Work to complete:
Write out the records below once more, exactly as they stand.

....................

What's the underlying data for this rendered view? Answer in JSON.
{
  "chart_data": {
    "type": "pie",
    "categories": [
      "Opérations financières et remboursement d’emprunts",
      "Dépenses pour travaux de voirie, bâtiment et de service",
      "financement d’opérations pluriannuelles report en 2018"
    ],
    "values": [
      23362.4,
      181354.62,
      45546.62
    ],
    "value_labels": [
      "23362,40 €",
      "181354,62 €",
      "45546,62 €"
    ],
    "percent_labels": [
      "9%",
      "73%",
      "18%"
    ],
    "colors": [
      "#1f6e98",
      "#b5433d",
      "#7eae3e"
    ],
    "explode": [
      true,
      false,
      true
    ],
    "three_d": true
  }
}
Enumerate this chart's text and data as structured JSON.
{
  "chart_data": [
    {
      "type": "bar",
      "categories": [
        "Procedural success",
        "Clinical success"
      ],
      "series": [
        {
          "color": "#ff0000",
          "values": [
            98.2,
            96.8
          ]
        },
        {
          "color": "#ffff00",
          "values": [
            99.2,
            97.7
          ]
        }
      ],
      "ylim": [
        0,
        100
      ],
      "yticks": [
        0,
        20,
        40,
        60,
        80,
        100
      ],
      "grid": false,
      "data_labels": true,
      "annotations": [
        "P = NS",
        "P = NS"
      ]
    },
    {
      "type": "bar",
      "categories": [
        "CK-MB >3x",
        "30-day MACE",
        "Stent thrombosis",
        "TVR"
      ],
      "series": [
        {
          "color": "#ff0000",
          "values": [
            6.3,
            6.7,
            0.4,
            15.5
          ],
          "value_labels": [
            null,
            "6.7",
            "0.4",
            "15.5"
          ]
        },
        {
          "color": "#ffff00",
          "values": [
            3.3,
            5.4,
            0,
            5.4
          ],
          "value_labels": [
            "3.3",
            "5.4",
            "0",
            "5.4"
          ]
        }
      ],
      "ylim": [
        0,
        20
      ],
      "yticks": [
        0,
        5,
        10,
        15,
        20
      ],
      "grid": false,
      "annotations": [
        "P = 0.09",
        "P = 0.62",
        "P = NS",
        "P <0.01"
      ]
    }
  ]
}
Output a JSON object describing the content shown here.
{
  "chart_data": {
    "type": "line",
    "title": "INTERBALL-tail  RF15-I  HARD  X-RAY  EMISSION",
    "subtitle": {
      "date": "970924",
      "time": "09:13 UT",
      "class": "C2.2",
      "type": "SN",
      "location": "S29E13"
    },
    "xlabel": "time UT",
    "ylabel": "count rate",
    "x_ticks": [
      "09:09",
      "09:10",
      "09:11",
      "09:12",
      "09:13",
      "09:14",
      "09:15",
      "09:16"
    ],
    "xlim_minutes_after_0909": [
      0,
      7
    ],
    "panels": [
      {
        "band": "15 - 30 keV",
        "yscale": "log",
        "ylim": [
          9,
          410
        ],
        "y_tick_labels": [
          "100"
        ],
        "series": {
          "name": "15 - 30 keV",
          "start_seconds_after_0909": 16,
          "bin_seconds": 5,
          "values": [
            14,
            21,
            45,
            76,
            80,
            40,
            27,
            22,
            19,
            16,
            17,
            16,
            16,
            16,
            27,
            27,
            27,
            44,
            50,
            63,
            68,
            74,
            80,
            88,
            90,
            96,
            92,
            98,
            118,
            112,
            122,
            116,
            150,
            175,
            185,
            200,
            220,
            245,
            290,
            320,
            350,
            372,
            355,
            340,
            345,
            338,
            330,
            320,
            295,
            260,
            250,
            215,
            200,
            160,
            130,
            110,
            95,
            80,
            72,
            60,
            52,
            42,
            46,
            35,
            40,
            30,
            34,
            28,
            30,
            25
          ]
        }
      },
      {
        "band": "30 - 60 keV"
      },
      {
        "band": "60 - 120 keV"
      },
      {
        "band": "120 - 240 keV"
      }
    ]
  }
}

....................

Answer to the task:
What's the underlying data for this rendered view? Answer in JSON.
{
  "chart_data": {
    "type": "pie",
    "categories": [
      "Opérations financières et remboursement d’emprunts",
      "Dépenses pour travaux de voirie, bâtiment et de service",
      "financement d’opérations pluriannuelles report en 2018"
    ],
    "values": [
      23362.4,
      181354.62,
      45546.62
    ],
    "value_labels": [
      "23362,40 €",
      "181354,62 €",
      "45546,62 €"
    ],
    "percent_labels": [
      "9%",
      "73%",
      "18%"
    ],
    "colors": [
      "#1f6e98",
      "#b5433d",
      "#7eae3e"
    ],
    "explode": [
      true,
      false,
      true
    ],
    "three_d": true
  }
}
Enumerate this chart's text and data as structured JSON.
{
  "chart_data": [
    {
      "type": "bar",
      "categories": [
        "Procedural success",
        "Clinical success"
      ],
      "series": [
        {
          "color": "#ff0000",
          "values": [
            98.2,
            96.8
          ]
        },
        {
          "color": "#ffff00",
          "values": [
            99.2,
            97.7
          ]
        }
      ],
      "ylim": [
        0,
        100
      ],
      "yticks": [
        0,
        20,
        40,
        60,
        80,
        100
      ],
      "grid": false,
      "data_labels": true,
      "annotations": [
        "P = NS",
        "P = NS"
      ]
    },
    {
      "type": "bar",
      "categories": [
        "CK-MB >3x",
        "30-day MACE",
        "Stent thrombosis",
        "TVR"
      ],
      "series": [
        {
          "color": "#ff0000",
          "values": [
            6.3,
            6.7,
            0.4,
            15.5
          ],
          "value_labels": [
            null,
            "6.7",
            "0.4",
            "15.5"
          ]
        },
        {
          "color": "#ffff00",
          "values": [
            3.3,
            5.4,
            0,
            5.4
          ],
          "value_labels": [
            "3.3",
            "5.4",
            "0",
            "5.4"
          ]
        }
      ],
      "ylim": [
        0,
        20
      ],
      "yticks": [
        0,
        5,
        10,
        15,
        20
      ],
      "grid": false,
      "annotations": [
        "P = 0.09",
        "P = 0.62",
        "P = NS",
        "P <0.01"
      ]
    }
  ]
}
Output a JSON object describing the content shown here.
{
  "chart_data": {
    "type": "line",
    "title": "INTERBALL-tail  RF15-I  HARD  X-RAY  EMISSION",
    "subtitle": {
      "date": "970924",
      "time": "09:13 UT",
      "class": "C2.2",
      "type": "SN",
      "location": "S29E13"
    },
    "xlabel": "time UT",
    "ylabel": "count rate",
    "x_ticks": [
      "09:09",
      "09:10",
      "09:11",
      "09:12",
      "09:13",
      "09:14",
      "09:15",
      "09:16"
    ],
    "xlim_minutes_after_0909": [
      0,
      7
    ],
    "panels": [
      {
        "band": "15 - 30 keV",
        "yscale": "log",
        "ylim": [
          9,
          410
        ],
        "y_tick_labels": [
          "100"
        ],
        "series": {
          "name": "15 - 30 keV",
          "start_seconds_after_0909": 16,
          "bin_seconds": 5,
          "values": [
            14,
            21,
            45,
            76,
            80,
            40,
            27,
            22,
            19,
            16,
            17,
            16,
            16,
            16,
            27,
            27,
            27,
            44,
            50,
            63,
            68,
            74,
            80,
            88,
            90,
            96,
            92,
            98,
            118,
            112,
            122,
            116,
            150,
            175,
            185,
            200,
            220,
            245,
            290,
            320,
            350,
            372,
            355,
            340,
            345,
            338,
            330,
            320,
            295,
            260,
            250,
            215,
            200,
            160,
            130,
            110,
            95,
            80,
            72,
            60,
            52,
            42,
            46,
            35,
            40,
            30,
            34,
            28,
            30,
            25
          ]
        }
      },
      {
        "band": "30 - 60 keV"
      },
      {
        "band": "60 - 120 keV"
      },
      {
        "band": "120 - 240 keV"
      }
    ]
  }
}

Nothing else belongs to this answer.